Repeat each line exactly as it is written.

======== SUPPLIED RECORDS ========

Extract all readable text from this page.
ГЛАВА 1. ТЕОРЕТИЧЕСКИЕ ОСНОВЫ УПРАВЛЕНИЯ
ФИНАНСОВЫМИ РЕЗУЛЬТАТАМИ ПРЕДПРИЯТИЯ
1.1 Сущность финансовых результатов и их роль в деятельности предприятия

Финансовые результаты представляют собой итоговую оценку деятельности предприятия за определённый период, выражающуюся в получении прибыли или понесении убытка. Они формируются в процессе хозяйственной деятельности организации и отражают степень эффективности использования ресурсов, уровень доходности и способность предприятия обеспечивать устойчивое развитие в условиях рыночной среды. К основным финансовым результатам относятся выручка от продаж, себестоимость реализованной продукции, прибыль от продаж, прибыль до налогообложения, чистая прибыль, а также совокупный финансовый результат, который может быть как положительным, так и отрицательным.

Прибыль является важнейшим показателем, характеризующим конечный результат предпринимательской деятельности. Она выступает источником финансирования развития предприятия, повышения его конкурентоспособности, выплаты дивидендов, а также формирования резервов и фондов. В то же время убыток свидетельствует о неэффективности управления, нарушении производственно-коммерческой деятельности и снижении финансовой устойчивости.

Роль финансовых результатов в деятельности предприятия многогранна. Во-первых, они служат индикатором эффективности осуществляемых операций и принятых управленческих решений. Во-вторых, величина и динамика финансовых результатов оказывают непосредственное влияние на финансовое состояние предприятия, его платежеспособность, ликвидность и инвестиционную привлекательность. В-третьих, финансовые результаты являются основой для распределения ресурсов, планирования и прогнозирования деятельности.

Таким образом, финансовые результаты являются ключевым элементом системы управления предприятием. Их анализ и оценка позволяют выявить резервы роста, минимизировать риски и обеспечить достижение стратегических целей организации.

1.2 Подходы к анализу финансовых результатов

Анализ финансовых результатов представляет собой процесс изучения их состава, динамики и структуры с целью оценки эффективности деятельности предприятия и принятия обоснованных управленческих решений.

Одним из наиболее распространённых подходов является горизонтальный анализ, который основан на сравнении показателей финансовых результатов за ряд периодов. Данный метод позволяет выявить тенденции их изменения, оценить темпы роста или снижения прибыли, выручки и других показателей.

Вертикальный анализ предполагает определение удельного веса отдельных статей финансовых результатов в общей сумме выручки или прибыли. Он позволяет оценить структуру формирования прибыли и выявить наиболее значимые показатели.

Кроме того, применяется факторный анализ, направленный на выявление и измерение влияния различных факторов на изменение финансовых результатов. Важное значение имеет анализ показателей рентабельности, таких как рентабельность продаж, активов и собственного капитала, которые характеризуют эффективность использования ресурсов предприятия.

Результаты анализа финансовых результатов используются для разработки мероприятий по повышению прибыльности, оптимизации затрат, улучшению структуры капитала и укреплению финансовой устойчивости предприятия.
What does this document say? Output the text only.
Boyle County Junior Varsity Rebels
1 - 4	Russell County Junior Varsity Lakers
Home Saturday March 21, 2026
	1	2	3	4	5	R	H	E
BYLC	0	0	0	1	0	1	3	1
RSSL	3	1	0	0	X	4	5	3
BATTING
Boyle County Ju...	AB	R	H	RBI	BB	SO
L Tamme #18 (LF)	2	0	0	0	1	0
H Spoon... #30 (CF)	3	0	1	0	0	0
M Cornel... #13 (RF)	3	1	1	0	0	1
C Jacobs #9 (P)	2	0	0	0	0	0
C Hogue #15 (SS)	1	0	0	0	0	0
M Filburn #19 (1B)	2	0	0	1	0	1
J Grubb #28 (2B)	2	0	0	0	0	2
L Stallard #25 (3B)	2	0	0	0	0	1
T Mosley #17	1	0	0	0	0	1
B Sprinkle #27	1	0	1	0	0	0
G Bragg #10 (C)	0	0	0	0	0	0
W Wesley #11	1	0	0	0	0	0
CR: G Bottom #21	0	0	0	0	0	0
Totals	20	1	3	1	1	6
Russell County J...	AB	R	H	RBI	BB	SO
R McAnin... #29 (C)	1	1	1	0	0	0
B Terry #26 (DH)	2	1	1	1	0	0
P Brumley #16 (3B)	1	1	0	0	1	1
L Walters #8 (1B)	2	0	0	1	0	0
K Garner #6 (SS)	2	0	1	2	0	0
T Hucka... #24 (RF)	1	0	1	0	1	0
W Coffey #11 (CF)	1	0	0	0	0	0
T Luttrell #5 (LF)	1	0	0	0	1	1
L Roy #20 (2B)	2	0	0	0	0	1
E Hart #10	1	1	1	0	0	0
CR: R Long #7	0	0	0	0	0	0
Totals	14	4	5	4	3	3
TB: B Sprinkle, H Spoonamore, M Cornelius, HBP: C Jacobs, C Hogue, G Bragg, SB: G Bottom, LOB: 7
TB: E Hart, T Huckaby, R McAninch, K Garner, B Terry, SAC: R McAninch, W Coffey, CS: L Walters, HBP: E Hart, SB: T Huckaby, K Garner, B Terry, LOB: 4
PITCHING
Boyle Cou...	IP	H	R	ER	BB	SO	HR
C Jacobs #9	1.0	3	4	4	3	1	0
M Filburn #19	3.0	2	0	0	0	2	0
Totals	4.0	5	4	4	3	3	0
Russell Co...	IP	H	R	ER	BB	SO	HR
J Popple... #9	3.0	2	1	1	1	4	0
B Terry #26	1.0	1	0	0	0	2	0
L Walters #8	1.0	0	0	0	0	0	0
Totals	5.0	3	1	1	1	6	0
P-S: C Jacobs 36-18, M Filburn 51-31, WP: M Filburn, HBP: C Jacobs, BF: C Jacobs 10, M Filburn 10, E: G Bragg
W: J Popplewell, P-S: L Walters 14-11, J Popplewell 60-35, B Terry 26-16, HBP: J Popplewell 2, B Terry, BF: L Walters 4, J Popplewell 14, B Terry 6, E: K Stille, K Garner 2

========

#### OUTPUT
Extract all readable text from this page.
ГЛАВА 1. ТЕОРЕТИЧЕСКИЕ ОСНОВЫ УПРАВЛЕНИЯ
ФИНАНСОВЫМИ РЕЗУЛЬТАТАМИ ПРЕДПРИЯТИЯ
1.1 Сущность финансовых результатов и их роль в деятельности предприятия

Финансовые результаты представляют собой итоговую оценку деятельности предприятия за определённый период, выражающуюся в получении прибыли или понесении убытка. Они формируются в процессе хозяйственной деятельности организации и отражают степень эффективности использования ресурсов, уровень доходности и способность предприятия обеспечивать устойчивое развитие в условиях рыночной среды. К основным финансовым результатам относятся выручка от продаж, себестоимость реализованной продукции, прибыль от продаж, прибыль до налогообложения, чистая прибыль, а также совокупный финансовый результат, который может быть как положительным, так и отрицательным.

Прибыль является важнейшим показателем, характеризующим конечный результат предпринимательской деятельности. Она выступает источником финансирования развития предприятия, повышения его конкурентоспособности, выплаты дивидендов, а также формирования резервов и фондов. В то же время убыток свидетельствует о неэффективности управления, нарушении производственно-коммерческой деятельности и снижении финансовой устойчивости.

Роль финансовых результатов в деятельности предприятия многогранна. Во-первых, они служат индикатором эффективности осуществляемых операций и принятых управленческих решений. Во-вторых, величина и динамика финансовых результатов оказывают непосредственное влияние на финансовое состояние предприятия, его платежеспособность, ликвидность и инвестиционную привлекательность. В-третьих, финансовые результаты являются основой для распределения ресурсов, планирования и прогнозирования деятельности.

Таким образом, финансовые результаты являются ключевым элементом системы управления предприятием. Их анализ и оценка позволяют выявить резервы роста, минимизировать риски и обеспечить достижение стратегических целей организации.

1.2 Подходы к анализу финансовых результатов

Анализ финансовых результатов представляет собой процесс изучения их состава, динамики и структуры с целью оценки эффективности деятельности предприятия и принятия обоснованных управленческих решений.

Одним из наиболее распространённых подходов является горизонтальный анализ, который основан на сравнении показателей финансовых результатов за ряд периодов. Данный метод позволяет выявить тенденции их изменения, оценить темпы роста или снижения прибыли, выручки и других показателей.

Вертикальный анализ предполагает определение удельного веса отдельных статей финансовых результатов в общей сумме выручки или прибыли. Он позволяет оценить структуру формирования прибыли и выявить наиболее значимые показатели.

Кроме того, применяется факторный анализ, направленный на выявление и измерение влияния различных факторов на изменение финансовых результатов. Важное значение имеет анализ показателей рентабельности, таких как рентабельность продаж, активов и собственного капитала, которые характеризуют эффективность использования ресурсов предприятия.

Результаты анализа финансовых результатов используются для разработки мероприятий по повышению прибыльности, оптимизации затрат, улучшению структуры капитала и укреплению финансовой устойчивости предприятия.
What does this document say? Output the text only.
Boyle County Junior Varsity Rebels
1 - 4	Russell County Junior Varsity Lakers
Home Saturday March 21, 2026
	1	2	3	4	5	R	H	E
BYLC	0	0	0	1	0	1	3	1
RSSL	3	1	0	0	X	4	5	3
BATTING
Boyle County Ju...	AB	R	H	RBI	BB	SO
L Tamme #18 (LF)	2	0	0	0	1	0
H Spoon... #30 (CF)	3	0	1	0	0	0
M Cornel... #13 (RF)	3	1	1	0	0	1
C Jacobs #9 (P)	2	0	0	0	0	0
C Hogue #15 (SS)	1	0	0	0	0	0
M Filburn #19 (1B)	2	0	0	1	0	1
J Grubb #28 (2B)	2	0	0	0	0	2
L Stallard #25 (3B)	2	0	0	0	0	1
T Mosley #17	1	0	0	0	0	1
B Sprinkle #27	1	0	1	0	0	0
G Bragg #10 (C)	0	0	0	0	0	0
W Wesley #11	1	0	0	0	0	0
CR: G Bottom #21	0	0	0	0	0	0
Totals	20	1	3	1	1	6
Russell County J...	AB	R	H	RBI	BB	SO
R McAnin... #29 (C)	1	1	1	0	0	0
B Terry #26 (DH)	2	1	1	1	0	0
P Brumley #16 (3B)	1	1	0	0	1	1
L Walters #8 (1B)	2	0	0	1	0	0
K Garner #6 (SS)	2	0	1	2	0	0
T Hucka... #24 (RF)	1	0	1	0	1	0
W Coffey #11 (CF)	1	0	0	0	0	0
T Luttrell #5 (LF)	1	0	0	0	1	1
L Roy #20 (2B)	2	0	0	0	0	1
E Hart #10	1	1	1	0	0	0
CR: R Long #7	0	0	0	0	0	0
Totals	14	4	5	4	3	3
TB: B Sprinkle, H Spoonamore, M Cornelius, HBP: C Jacobs, C Hogue, G Bragg, SB: G Bottom, LOB: 7
TB: E Hart, T Huckaby, R McAninch, K Garner, B Terry, SAC: R McAninch, W Coffey, CS: L Walters, HBP: E Hart, SB: T Huckaby, K Garner, B Terry, LOB: 4
PITCHING
Boyle Cou...	IP	H	R	ER	BB	SO	HR
C Jacobs #9	1.0	3	4	4	3	1	0
M Filburn #19	3.0	2	0	0	0	2	0
Totals	4.0	5	4	4	3	3	0
Russell Co...	IP	H	R	ER	BB	SO	HR
J Popple... #9	3.0	2	1	1	1	4	0
B Terry #26	1.0	1	0	0	0	2	0
L Walters #8	1.0	0	0	0	0	0	0
Totals	5.0	3	1	1	1	6	0
P-S: C Jacobs 36-18, M Filburn 51-31, WP: M Filburn, HBP: C Jacobs, BF: C Jacobs 10, M Filburn 10, E: G Bragg
W: J Popplewell, P-S: L Walters 14-11, J Popplewell 60-35, B Terry 26-16, HBP: J Popplewell 2, B Terry, BF: L Walters 4, J Popplewell 14, B Terry 6, E: K Stille, K Garner 2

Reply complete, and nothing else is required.